Differenti stati della
filosofia
75. Come
risulta dalla storia dei rapporti tra fede e filosofia, sopra brevemente
accennata, si possono distinguere diversi stati della filosofia rispetto alla
fede cristiana. Un primo è quello della filosofia totalmente indipendente
dalla Rivelazione evangelica: è lo stato della filosofia quale si è
storicamente concretizzata nelle epoche che hanno preceduto la nascita del
Redentore e, dopo di essa, nelle regioni non ancora raggiunte dal Vangelo. In
questa situazione, la filosofia manifesta la legittima aspirazione ad essere
un'impresa autonoma, che procede cioè secondo le leggi sue proprie,
avvalendosi delle sole forze della ragione. Pur nella consapevolezza dei gravi
limiti dovuti alla congenita debolezza dell'umana ragione, questa aspirazione
va sostenuta e rafforzata. L'impegno filosofico, infatti, quale ricerca della
verità nell'ambito naturale, rimane almeno implicitamente aperto al
soprannaturale.
Di più: anche quando è lo
stesso discorso teologico ad avvalersi di concetti e argomenti filosofici,
l'esigenza di corretta autonomia del pensiero va rispettata. L'argomentazione
sviluppata secondo rigorosi criteri razionali, infatti, è garanzia del
raggiungimento di risultati universalmente validi. Si verifica anche qui il principio
secondo cui la grazia non distrugge, ma perfeziona la natura: l'assenso di
fede, che impegna l'intelletto e la volontà, non distrugge ma perfeziona il
libero arbitrio di ogni credente che accoglie in sé il dato rivelato.
Da questa corretta istanza si
allontana in modo netto la teoria della cosiddetta filosofia «separata»,
perseguita da parecchi filosofi moderni. Più che l'affermazione della giusta
autonomia del filosofare, essa costituisce la rivendicazione di una
autosufficienza del pensiero che si rivela chiaramente illegittima: rifiutare
gli apporti di verità derivanti dalla rivelazione divina significa infatti
precludersi l'accesso a una più profonda conoscenza della verità, a danno della
stessa filosofia.
76. Un
secondo stato della filosofia è quello che molti designano con l'espressione filosofia
cristiana. La denominazione è di per sé legittima, ma non deve essere
equivocata: non si intende con essa alludere ad una filosofia ufficiale della
Chiesa, giacché la fede non è come tale una filosofia. Con questo appellativo
si vuole piuttosto indicare un filosofare cristiano, una speculazione
filosofica concepita in unione vitale con la fede. Non ci si riferisce quindi
semplicemente ad una filosofia elaborata da filosofi cristiani, i quali nella
loro ricerca non hanno voluto contraddire la fede. Parlando di filosofia
cristiana si intendono abbracciare tutti quegli importanti sviluppi del
pensiero filosofico che non si sarebbero realizzati senza l'apporto, diretto o
indiretto, della fede cristiana.

**Voci grezze**:
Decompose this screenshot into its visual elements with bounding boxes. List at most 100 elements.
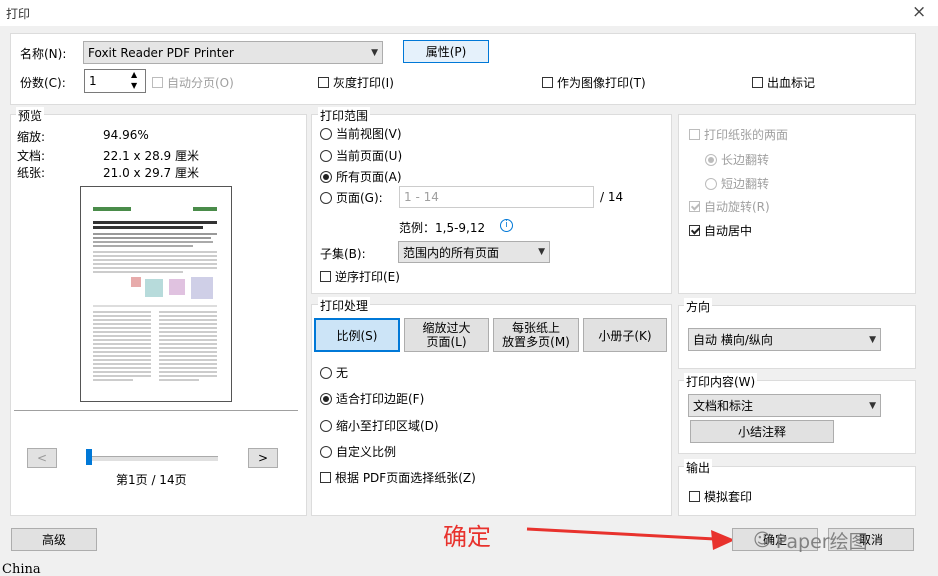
current-view-radio[interactable]: 当前视图(V) (320, 125, 402, 142)
all-pages-dot[interactable] (320, 170, 332, 183)
auto-center-label: 自动居中 (704, 224, 753, 238)
fit-margins-radio[interactable]: 适合打印边距(F) (320, 390, 424, 407)
collate-checkbox[interactable]: 自动分页(O) (152, 74, 234, 91)
content-select[interactable]: 文档和标注 ▼ (688, 394, 881, 417)
window-title: 打印 (6, 7, 31, 21)
choose-paper-checkbox[interactable]: 根据 PDF页面选择纸张(Z) (320, 469, 476, 486)
shrink-large-tab[interactable]: 缩放过大 页面(L) (404, 318, 489, 352)
custom-scale-label: 自定义比例 (336, 445, 397, 459)
orientation-value: 自动 横向/纵向 (693, 333, 773, 347)
shrink-large-line2: 页面(L) (426, 335, 467, 349)
annotation-text: 确定 (443, 523, 491, 551)
next-page-button[interactable]: > (248, 448, 278, 468)
copies-down-icon[interactable]: ▼ (131, 81, 137, 90)
chevron-down-icon: ▼ (869, 334, 876, 345)
both-sides-checkbox[interactable]: 打印纸张的两面 (689, 126, 788, 143)
current-page-dot[interactable] (320, 149, 332, 162)
simulate-box[interactable] (689, 491, 700, 502)
bottom-text: China (2, 563, 41, 576)
doc-size-label: 文档: (17, 149, 46, 163)
all-pages-radio[interactable]: 所有页面(A) (320, 168, 402, 185)
auto-center-box[interactable] (689, 225, 700, 236)
advanced-button[interactable]: 高级 (11, 528, 97, 551)
doc-size-value: 22.1 x 28.9 厘米 (103, 149, 199, 163)
shrink-area-radio[interactable]: 缩小至打印区域(D) (320, 417, 439, 434)
printer-select-value: Foxit Reader PDF Printer (88, 45, 234, 60)
close-icon[interactable]: × (912, 2, 926, 22)
grayscale-label: 灰度打印(I) (333, 76, 394, 90)
current-view-dot[interactable] (320, 127, 332, 140)
pages-dot[interactable] (320, 191, 332, 204)
shrink-large-line1: 缩放过大 (422, 321, 471, 335)
title-bar (0, 0, 938, 26)
bleed-box[interactable] (752, 77, 763, 88)
page-slider[interactable] (88, 456, 218, 461)
copies-up-icon[interactable]: ▲ (131, 70, 137, 79)
preview-divider (14, 410, 298, 411)
orientation-legend: 方向 (684, 298, 713, 315)
short-edge-dot[interactable] (705, 177, 717, 190)
collate-box[interactable] (152, 77, 163, 88)
long-edge-label: 长边翻转 (721, 153, 770, 167)
choose-paper-box[interactable] (320, 472, 331, 483)
prev-page-button[interactable]: < (27, 448, 57, 468)
copies-value: 1 (89, 74, 97, 88)
handling-legend: 打印处理 (318, 297, 371, 314)
bleed-checkbox[interactable]: 出血标记 (752, 74, 815, 91)
watermark-text: Paper绘图 (775, 531, 868, 553)
info-icon[interactable]: i (500, 219, 513, 232)
page-thumbnail (80, 186, 232, 402)
all-pages-label: 所有页面(A) (336, 170, 402, 184)
as-image-box[interactable] (542, 77, 553, 88)
none-label: 无 (336, 366, 349, 380)
custom-scale-radio[interactable]: 自定义比例 (320, 443, 396, 460)
orientation-select[interactable]: 自动 横向/纵向 ▼ (688, 328, 881, 351)
multiple-pages-tab[interactable]: 每张纸上 放置多页(M) (493, 318, 579, 352)
shrink-area-dot[interactable] (320, 419, 332, 432)
grayscale-box[interactable] (318, 77, 329, 88)
long-edge-radio[interactable]: 长边翻转 (705, 151, 769, 168)
summarize-button[interactable]: 小结注释 (690, 420, 834, 443)
auto-rotate-checkbox[interactable]: 自动旋转(R) (689, 198, 770, 215)
as-image-label: 作为图像打印(T) (557, 76, 646, 90)
custom-scale-dot[interactable] (320, 445, 332, 458)
grayscale-checkbox[interactable]: 灰度打印(I) (318, 74, 394, 91)
auto-center-checkbox[interactable]: 自动居中 (689, 222, 752, 239)
reverse-checkbox[interactable]: 逆序打印(E) (320, 268, 400, 285)
long-edge-dot[interactable] (705, 153, 717, 166)
page-slider-thumb[interactable] (86, 449, 92, 465)
properties-button[interactable]: 属性(P) (403, 40, 489, 63)
pages-radio[interactable]: 页面(G): (320, 189, 383, 206)
chevron-down-icon: ▼ (869, 400, 876, 411)
copies-label: 份数(C): (20, 76, 66, 90)
reverse-box[interactable] (320, 271, 331, 282)
pages-total: / 14 (600, 190, 624, 204)
subset-select[interactable]: 范围内的所有页面 ▼ (398, 241, 550, 263)
annotation-arrow (526, 527, 735, 550)
current-page-radio[interactable]: 当前页面(U) (320, 147, 402, 164)
current-view-label: 当前视图(V) (336, 127, 402, 141)
chevron-down-icon: ▼ (371, 47, 378, 58)
as-image-checkbox[interactable]: 作为图像打印(T) (542, 74, 646, 91)
both-sides-box[interactable] (689, 129, 700, 140)
simulate-checkbox[interactable]: 模拟套印 (689, 488, 752, 505)
fit-margins-dot[interactable] (320, 392, 332, 405)
watermark: ☺ Paper绘图 (753, 527, 868, 554)
short-edge-radio[interactable]: 短边翻转 (705, 175, 769, 192)
multiple-pages-line2: 放置多页(M) (502, 335, 570, 349)
none-radio[interactable]: 无 (320, 364, 348, 381)
subset-label: 子集(B): (320, 247, 366, 261)
pages-input[interactable]: 1 - 14 (399, 186, 594, 208)
content-value: 文档和标注 (693, 399, 754, 413)
printer-select[interactable]: Foxit Reader PDF Printer ▼ (83, 41, 383, 64)
auto-rotate-box[interactable] (689, 201, 700, 212)
both-sides-label: 打印纸张的两面 (704, 128, 789, 142)
zoom-label: 缩放: (17, 130, 46, 144)
chevron-down-icon: ▼ (538, 247, 545, 257)
reverse-label: 逆序打印(E) (335, 270, 400, 284)
short-edge-label: 短边翻转 (721, 177, 770, 191)
none-dot[interactable] (320, 366, 332, 379)
current-page-label: 当前页面(U) (336, 149, 403, 163)
scale-tab[interactable]: 比例(S) (314, 318, 400, 352)
booklet-tab[interactable]: 小册子(K) (583, 318, 667, 352)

**Quesito A**:
Nel brano sugli stati della filosofia, quale teoria, perseguita da parecchi filosofi moderni, si allontana in modo netto dalla corretta istanza di autonomia del pensiero?
**Quesito B**:
Prosegui il brano sugli stati della filosofia a partire dalla sua ultima frase.

**Risposta A**:
La teoria della cosiddetta filosofia «separata».

**Risposta B**:
Due sono, pertanto, gli
aspetti della filosofia cristiana: uno soggettivo, che consiste nella
purificazione della ragione da parte della fede. Come virtù teologale, essa
libera la ragione dalla presunzione, tipica tentazione a cui i filosofi sono
facilmente soggetti. Già san Paolo e i Padri della Chiesa e, più vicino a noi,
filosofi come Pascal e Kierkegaard l'hanno stigmatizzata. Con l'umiltà, il
filosofo acquista anche il coraggio di affrontare alcune questioni che
difficilmente potrebbe risolvere senza prendere in considerazione i dati
ricevuti dalla Rivelazione. Si pensi, ad esempio, ai problemi del male e della
sofferenza, all'identità personale di Dio e alla domanda sul senso della vita
o, più direttamente, alla domanda metafisica radicale: «Perché vi è qualcosa?».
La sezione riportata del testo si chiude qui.